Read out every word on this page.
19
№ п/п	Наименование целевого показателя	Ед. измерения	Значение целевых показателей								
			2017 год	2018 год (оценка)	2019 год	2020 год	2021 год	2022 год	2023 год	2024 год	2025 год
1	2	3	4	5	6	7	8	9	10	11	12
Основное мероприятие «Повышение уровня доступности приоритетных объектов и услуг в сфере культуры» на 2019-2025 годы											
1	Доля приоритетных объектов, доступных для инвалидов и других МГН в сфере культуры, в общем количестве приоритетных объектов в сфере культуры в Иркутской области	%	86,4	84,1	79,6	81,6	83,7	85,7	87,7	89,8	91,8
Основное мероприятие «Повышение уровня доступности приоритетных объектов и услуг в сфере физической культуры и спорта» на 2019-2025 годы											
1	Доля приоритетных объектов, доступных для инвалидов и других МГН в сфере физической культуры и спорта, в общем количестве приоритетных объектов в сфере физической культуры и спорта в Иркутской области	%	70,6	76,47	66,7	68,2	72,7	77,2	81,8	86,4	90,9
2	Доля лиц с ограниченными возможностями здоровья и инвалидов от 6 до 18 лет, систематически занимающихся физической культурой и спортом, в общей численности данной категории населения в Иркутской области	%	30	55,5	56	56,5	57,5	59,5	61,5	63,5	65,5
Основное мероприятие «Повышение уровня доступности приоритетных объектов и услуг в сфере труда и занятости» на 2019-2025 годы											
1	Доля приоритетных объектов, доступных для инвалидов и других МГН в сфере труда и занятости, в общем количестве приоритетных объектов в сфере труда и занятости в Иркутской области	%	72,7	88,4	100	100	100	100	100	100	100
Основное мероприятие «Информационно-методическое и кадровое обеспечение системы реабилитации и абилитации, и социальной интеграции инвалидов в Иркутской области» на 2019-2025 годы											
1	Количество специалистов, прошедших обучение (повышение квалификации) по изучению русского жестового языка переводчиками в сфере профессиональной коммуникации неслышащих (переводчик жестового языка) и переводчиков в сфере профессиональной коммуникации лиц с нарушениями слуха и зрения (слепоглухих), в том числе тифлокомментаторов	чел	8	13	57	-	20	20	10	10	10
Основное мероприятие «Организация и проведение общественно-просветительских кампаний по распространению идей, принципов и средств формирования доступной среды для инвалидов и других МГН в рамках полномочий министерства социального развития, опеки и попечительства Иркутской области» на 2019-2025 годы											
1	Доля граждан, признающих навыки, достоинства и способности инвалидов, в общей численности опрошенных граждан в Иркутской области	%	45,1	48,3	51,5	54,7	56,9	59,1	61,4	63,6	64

> **Problem statement**
Pick out each line containing the string "занятости" and copy it.

> **Answer to this exercise**
Основное мероприятие «Повышение уровня доступности приоритетных объектов и услуг в сфере труда и занятости» на 2019-2025 годы											
1	Доля приоритетных объектов, доступных для инвалидов и других МГН в сфере труда и занятости, в общем количестве приоритетных объектов в сфере труда и занятости в Иркутской области	%	72,7	88,4	100	100	100	100	100	100	100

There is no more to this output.